--- Start Dataset content ---

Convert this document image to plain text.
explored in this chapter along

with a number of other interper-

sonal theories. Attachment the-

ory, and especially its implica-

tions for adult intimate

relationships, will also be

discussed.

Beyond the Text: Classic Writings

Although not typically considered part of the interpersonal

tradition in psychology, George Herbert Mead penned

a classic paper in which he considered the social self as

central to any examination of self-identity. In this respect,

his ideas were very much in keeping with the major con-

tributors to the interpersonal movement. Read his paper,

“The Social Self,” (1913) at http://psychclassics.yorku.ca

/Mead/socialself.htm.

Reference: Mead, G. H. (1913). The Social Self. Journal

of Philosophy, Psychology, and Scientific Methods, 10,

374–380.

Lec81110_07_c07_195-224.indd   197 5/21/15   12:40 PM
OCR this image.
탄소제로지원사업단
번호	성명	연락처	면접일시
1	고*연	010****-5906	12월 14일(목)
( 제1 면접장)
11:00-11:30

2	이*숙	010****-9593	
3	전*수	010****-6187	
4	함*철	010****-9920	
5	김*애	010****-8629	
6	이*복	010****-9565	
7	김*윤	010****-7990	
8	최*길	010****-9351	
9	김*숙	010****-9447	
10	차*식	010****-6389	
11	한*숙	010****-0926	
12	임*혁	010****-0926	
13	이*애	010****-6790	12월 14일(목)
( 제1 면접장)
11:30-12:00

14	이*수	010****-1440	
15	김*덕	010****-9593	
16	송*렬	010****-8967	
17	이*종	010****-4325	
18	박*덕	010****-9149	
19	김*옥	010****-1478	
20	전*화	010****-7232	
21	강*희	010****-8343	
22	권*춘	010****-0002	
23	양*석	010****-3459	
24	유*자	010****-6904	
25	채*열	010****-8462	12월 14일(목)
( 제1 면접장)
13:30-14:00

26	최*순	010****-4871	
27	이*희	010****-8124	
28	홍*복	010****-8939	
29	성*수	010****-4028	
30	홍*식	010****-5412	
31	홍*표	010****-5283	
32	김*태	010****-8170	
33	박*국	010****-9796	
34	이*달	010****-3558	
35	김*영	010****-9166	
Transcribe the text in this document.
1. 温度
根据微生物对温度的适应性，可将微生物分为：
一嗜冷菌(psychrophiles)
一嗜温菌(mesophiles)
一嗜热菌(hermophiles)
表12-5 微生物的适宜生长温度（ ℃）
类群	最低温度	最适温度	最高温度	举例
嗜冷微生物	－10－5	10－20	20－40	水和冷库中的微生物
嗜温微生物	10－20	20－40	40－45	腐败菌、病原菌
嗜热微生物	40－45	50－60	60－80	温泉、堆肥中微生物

--- End Dataset content ---

Return all of the above records exactly, leaving no line out.

Convert this document image to plain text.
explored in this chapter along

with a number of other interper-

sonal theories. Attachment the-

ory, and especially its implica-

tions for adult intimate

relationships, will also be

discussed.

Beyond the Text: Classic Writings

Although not typically considered part of the interpersonal

tradition in psychology, George Herbert Mead penned

a classic paper in which he considered the social self as

central to any examination of self-identity. In this respect,

his ideas were very much in keeping with the major con-

tributors to the interpersonal movement. Read his paper,

“The Social Self,” (1913) at http://psychclassics.yorku.ca

/Mead/socialself.htm.

Reference: Mead, G. H. (1913). The Social Self. Journal

of Philosophy, Psychology, and Scientific Methods, 10,

374–380.

Lec81110_07_c07_195-224.indd   197 5/21/15   12:40 PM
OCR this image.
탄소제로지원사업단
번호	성명	연락처	면접일시
1	고*연	010****-5906	12월 14일(목)
( 제1 면접장)
11:00-11:30

2	이*숙	010****-9593	
3	전*수	010****-6187	
4	함*철	010****-9920	
5	김*애	010****-8629	
6	이*복	010****-9565	
7	김*윤	010****-7990	
8	최*길	010****-9351	
9	김*숙	010****-9447	
10	차*식	010****-6389	
11	한*숙	010****-0926	
12	임*혁	010****-0926	
13	이*애	010****-6790	12월 14일(목)
( 제1 면접장)
11:30-12:00

14	이*수	010****-1440	
15	김*덕	010****-9593	
16	송*렬	010****-8967	
17	이*종	010****-4325	
18	박*덕	010****-9149	
19	김*옥	010****-1478	
20	전*화	010****-7232	
21	강*희	010****-8343	
22	권*춘	010****-0002	
23	양*석	010****-3459	
24	유*자	010****-6904	
25	채*열	010****-8462	12월 14일(목)
( 제1 면접장)
13:30-14:00

26	최*순	010****-4871	
27	이*희	010****-8124	
28	홍*복	010****-8939	
29	성*수	010****-4028	
30	홍*식	010****-5412	
31	홍*표	010****-5283	
32	김*태	010****-8170	
33	박*국	010****-9796	
34	이*달	010****-3558	
35	김*영	010****-9166	
Transcribe the text in this document.
1. 温度
根据微生物对温度的适应性，可将微生物分为：
一嗜冷菌(psychrophiles)
一嗜温菌(mesophiles)
一嗜热菌(hermophiles)
表12-5 微生物的适宜生长温度（ ℃）
类群	最低温度	最适温度	最高温度	举例
嗜冷微生物	－10－5	10－20	20－40	水和冷库中的微生物
嗜温微生物	10－20	20－40	40－45	腐败菌、病原菌
嗜热微生物	40－45	50－60	60－80	温泉、堆肥中微生物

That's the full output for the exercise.